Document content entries
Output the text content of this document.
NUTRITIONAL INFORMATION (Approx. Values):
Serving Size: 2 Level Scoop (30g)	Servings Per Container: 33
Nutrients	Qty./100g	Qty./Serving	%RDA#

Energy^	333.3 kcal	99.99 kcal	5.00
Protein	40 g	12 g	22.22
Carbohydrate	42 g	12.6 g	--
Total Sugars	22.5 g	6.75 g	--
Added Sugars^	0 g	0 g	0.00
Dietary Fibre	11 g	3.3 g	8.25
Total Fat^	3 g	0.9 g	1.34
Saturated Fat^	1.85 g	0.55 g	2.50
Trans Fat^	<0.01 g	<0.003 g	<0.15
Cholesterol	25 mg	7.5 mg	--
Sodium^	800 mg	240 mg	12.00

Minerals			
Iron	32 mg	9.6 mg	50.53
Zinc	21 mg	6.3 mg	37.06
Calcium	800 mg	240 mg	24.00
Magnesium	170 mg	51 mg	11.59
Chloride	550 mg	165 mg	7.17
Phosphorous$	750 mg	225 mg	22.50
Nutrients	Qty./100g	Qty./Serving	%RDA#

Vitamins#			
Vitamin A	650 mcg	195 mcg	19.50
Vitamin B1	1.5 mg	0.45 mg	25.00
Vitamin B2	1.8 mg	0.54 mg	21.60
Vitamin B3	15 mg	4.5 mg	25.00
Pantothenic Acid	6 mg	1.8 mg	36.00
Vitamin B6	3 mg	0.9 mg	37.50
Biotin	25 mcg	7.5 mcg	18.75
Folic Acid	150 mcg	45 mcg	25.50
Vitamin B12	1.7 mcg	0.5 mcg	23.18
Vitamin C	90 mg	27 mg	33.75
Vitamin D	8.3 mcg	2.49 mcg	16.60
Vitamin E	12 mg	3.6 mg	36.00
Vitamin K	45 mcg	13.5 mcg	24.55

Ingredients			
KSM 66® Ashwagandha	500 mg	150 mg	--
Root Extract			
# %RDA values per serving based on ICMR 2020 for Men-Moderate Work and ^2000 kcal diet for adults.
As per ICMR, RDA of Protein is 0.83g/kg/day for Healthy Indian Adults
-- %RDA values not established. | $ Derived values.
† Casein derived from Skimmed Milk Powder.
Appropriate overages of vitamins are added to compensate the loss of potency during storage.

### EXERCISE
Your task is to set down all of the entries exactly as they appear.

### EXERCISE RESPONSE
Output the text content of this document.
NUTRITIONAL INFORMATION (Approx. Values):
Serving Size: 2 Level Scoop (30g)	Servings Per Container: 33
Nutrients	Qty./100g	Qty./Serving	%RDA#

Energy^	333.3 kcal	99.99 kcal	5.00
Protein	40 g	12 g	22.22
Carbohydrate	42 g	12.6 g	--
Total Sugars	22.5 g	6.75 g	--
Added Sugars^	0 g	0 g	0.00
Dietary Fibre	11 g	3.3 g	8.25
Total Fat^	3 g	0.9 g	1.34
Saturated Fat^	1.85 g	0.55 g	2.50
Trans Fat^	<0.01 g	<0.003 g	<0.15
Cholesterol	25 mg	7.5 mg	--
Sodium^	800 mg	240 mg	12.00

Minerals			
Iron	32 mg	9.6 mg	50.53
Zinc	21 mg	6.3 mg	37.06
Calcium	800 mg	240 mg	24.00
Magnesium	170 mg	51 mg	11.59
Chloride	550 mg	165 mg	7.17
Phosphorous$	750 mg	225 mg	22.50
Nutrients	Qty./100g	Qty./Serving	%RDA#

Vitamins#			
Vitamin A	650 mcg	195 mcg	19.50
Vitamin B1	1.5 mg	0.45 mg	25.00
Vitamin B2	1.8 mg	0.54 mg	21.60
Vitamin B3	15 mg	4.5 mg	25.00
Pantothenic Acid	6 mg	1.8 mg	36.00
Vitamin B6	3 mg	0.9 mg	37.50
Biotin	25 mcg	7.5 mcg	18.75
Folic Acid	150 mcg	45 mcg	25.50
Vitamin B12	1.7 mcg	0.5 mcg	23.18
Vitamin C	90 mg	27 mg	33.75
Vitamin D	8.3 mcg	2.49 mcg	16.60
Vitamin E	12 mg	3.6 mg	36.00
Vitamin K	45 mcg	13.5 mcg	24.55

Ingredients			
KSM 66® Ashwagandha	500 mg	150 mg	--
Root Extract			
# %RDA values per serving based on ICMR 2020 for Men-Moderate Work and ^2000 kcal diet for adults.
As per ICMR, RDA of Protein is 0.83g/kg/day for Healthy Indian Adults
-- %RDA values not established. | $ Derived values.
† Casein derived from Skimmed Milk Powder.
Appropriate overages of vitamins are added to compensate the loss of potency during storage.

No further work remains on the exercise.